[START OF MATERIAL SUPPLIED]
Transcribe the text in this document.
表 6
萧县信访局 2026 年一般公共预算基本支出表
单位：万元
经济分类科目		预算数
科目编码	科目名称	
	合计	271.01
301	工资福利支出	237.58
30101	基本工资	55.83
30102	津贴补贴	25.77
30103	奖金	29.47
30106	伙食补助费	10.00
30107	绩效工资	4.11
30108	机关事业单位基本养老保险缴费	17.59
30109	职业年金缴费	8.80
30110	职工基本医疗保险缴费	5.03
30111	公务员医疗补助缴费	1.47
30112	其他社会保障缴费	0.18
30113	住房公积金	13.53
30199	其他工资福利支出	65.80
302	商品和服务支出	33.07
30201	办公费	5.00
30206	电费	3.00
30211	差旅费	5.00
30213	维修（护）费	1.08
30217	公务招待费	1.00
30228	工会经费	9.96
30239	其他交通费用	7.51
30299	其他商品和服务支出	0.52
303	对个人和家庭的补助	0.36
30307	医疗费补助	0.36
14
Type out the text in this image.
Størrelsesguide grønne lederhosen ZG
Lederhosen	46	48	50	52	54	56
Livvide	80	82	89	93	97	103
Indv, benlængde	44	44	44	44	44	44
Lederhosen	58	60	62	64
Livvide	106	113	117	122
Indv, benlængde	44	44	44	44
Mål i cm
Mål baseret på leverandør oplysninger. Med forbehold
[END OF MATERIAL SUPPLIED]
* WHAT NEEDS TO BE DONE:
Could you quote, exactly as they appear, the line containing "Type out the text in this image." and every line after it to the end of the records above?

* WRITTEN SOLUTION:
Type out the text in this image.
Størrelsesguide grønne lederhosen ZG
Lederhosen	46	48	50	52	54	56
Livvide	80	82	89	93	97	103
Indv, benlængde	44	44	44	44	44	44
Lederhosen	58	60	62	64
Livvide	106	113	117	122
Indv, benlængde	44	44	44	44
Mål i cm
Mål baseret på leverandør oplysninger. Med forbehold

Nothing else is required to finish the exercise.